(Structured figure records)
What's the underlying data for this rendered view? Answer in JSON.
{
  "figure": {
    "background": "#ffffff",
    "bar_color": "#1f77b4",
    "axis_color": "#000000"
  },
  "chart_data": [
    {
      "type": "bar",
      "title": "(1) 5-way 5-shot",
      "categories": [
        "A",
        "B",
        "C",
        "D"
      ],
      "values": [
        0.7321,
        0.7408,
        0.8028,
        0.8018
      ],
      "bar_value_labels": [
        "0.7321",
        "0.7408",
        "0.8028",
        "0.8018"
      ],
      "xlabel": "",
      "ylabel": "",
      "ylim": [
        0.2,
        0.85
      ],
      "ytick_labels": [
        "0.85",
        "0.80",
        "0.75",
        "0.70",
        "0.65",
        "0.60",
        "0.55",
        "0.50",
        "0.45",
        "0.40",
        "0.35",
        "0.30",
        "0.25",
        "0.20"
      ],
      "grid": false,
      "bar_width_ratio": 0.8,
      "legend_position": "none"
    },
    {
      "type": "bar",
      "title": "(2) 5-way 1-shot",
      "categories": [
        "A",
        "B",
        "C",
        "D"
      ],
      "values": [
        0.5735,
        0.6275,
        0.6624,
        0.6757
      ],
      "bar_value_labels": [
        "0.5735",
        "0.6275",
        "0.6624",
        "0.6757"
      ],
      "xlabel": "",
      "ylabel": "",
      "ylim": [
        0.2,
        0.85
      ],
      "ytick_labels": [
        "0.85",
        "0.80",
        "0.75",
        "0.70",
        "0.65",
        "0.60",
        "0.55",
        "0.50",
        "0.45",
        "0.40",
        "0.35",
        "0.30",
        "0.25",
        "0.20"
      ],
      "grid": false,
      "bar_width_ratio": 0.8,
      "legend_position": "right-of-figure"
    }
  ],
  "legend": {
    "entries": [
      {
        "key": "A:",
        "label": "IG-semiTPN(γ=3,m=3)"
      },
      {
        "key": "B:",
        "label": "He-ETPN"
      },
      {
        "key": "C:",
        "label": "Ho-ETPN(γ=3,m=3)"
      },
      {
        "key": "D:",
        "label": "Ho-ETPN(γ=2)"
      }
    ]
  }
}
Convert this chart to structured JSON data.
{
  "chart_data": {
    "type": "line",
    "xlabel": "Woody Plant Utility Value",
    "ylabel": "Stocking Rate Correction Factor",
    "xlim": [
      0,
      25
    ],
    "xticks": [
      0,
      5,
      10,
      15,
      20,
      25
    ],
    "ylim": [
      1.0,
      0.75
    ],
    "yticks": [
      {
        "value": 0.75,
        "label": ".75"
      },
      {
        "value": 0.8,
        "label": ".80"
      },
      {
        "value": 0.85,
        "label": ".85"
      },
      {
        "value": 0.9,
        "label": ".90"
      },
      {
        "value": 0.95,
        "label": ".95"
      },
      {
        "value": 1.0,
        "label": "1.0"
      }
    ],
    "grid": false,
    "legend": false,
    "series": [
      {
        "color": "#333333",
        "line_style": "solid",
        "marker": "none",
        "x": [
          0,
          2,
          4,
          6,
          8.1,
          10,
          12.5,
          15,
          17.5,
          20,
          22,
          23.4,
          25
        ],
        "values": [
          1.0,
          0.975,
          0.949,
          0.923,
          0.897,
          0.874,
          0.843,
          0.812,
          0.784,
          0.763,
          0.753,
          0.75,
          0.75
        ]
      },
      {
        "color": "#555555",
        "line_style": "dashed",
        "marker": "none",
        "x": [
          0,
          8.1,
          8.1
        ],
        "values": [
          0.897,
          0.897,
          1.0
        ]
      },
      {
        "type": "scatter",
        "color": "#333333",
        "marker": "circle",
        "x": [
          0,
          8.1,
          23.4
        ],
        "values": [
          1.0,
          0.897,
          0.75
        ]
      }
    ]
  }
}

_Written task_
Reproduce the full listing exactly.

_Correct answer_
What's the underlying data for this rendered view? Answer in JSON.
{
  "figure": {
    "background": "#ffffff",
    "bar_color": "#1f77b4",
    "axis_color": "#000000"
  },
  "chart_data": [
    {
      "type": "bar",
      "title": "(1) 5-way 5-shot",
      "categories": [
        "A",
        "B",
        "C",
        "D"
      ],
      "values": [
        0.7321,
        0.7408,
        0.8028,
        0.8018
      ],
      "bar_value_labels": [
        "0.7321",
        "0.7408",
        "0.8028",
        "0.8018"
      ],
      "xlabel": "",
      "ylabel": "",
      "ylim": [
        0.2,
        0.85
      ],
      "ytick_labels": [
        "0.85",
        "0.80",
        "0.75",
        "0.70",
        "0.65",
        "0.60",
        "0.55",
        "0.50",
        "0.45",
        "0.40",
        "0.35",
        "0.30",
        "0.25",
        "0.20"
      ],
      "grid": false,
      "bar_width_ratio": 0.8,
      "legend_position": "none"
    },
    {
      "type": "bar",
      "title": "(2) 5-way 1-shot",
      "categories": [
        "A",
        "B",
        "C",
        "D"
      ],
      "values": [
        0.5735,
        0.6275,
        0.6624,
        0.6757
      ],
      "bar_value_labels": [
        "0.5735",
        "0.6275",
        "0.6624",
        "0.6757"
      ],
      "xlabel": "",
      "ylabel": "",
      "ylim": [
        0.2,
        0.85
      ],
      "ytick_labels": [
        "0.85",
        "0.80",
        "0.75",
        "0.70",
        "0.65",
        "0.60",
        "0.55",
        "0.50",
        "0.45",
        "0.40",
        "0.35",
        "0.30",
        "0.25",
        "0.20"
      ],
      "grid": false,
      "bar_width_ratio": 0.8,
      "legend_position": "right-of-figure"
    }
  ],
  "legend": {
    "entries": [
      {
        "key": "A:",
        "label": "IG-semiTPN(γ=3,m=3)"
      },
      {
        "key": "B:",
        "label": "He-ETPN"
      },
      {
        "key": "C:",
        "label": "Ho-ETPN(γ=3,m=3)"
      },
      {
        "key": "D:",
        "label": "Ho-ETPN(γ=2)"
      }
    ]
  }
}
Convert this chart to structured JSON data.
{
  "chart_data": {
    "type": "line",
    "xlabel": "Woody Plant Utility Value",
    "ylabel": "Stocking Rate Correction Factor",
    "xlim": [
      0,
      25
    ],
    "xticks": [
      0,
      5,
      10,
      15,
      20,
      25
    ],
    "ylim": [
      1.0,
      0.75
    ],
    "yticks": [
      {
        "value": 0.75,
        "label": ".75"
      },
      {
        "value": 0.8,
        "label": ".80"
      },
      {
        "value": 0.85,
        "label": ".85"
      },
      {
        "value": 0.9,
        "label": ".90"
      },
      {
        "value": 0.95,
        "label": ".95"
      },
      {
        "value": 1.0,
        "label": "1.0"
      }
    ],
    "grid": false,
    "legend": false,
    "series": [
      {
        "color": "#333333",
        "line_style": "solid",
        "marker": "none",
        "x": [
          0,
          2,
          4,
          6,
          8.1,
          10,
          12.5,
          15,
          17.5,
          20,
          22,
          23.4,
          25
        ],
        "values": [
          1.0,
          0.975,
          0.949,
          0.923,
          0.897,
          0.874,
          0.843,
          0.812,
          0.784,
          0.763,
          0.753,
          0.75,
          0.75
        ]
      },
      {
        "color": "#555555",
        "line_style": "dashed",
        "marker": "none",
        "x": [
          0,
          8.1,
          8.1
        ],
        "values": [
          0.897,
          0.897,
          1.0
        ]
      },
      {
        "type": "scatter",
        "color": "#333333",
        "marker": "circle",
        "x": [
          0,
          8.1,
          23.4
        ],
        "values": [
          1.0,
          0.897,
          0.75
        ]
      }
    ]
  }
}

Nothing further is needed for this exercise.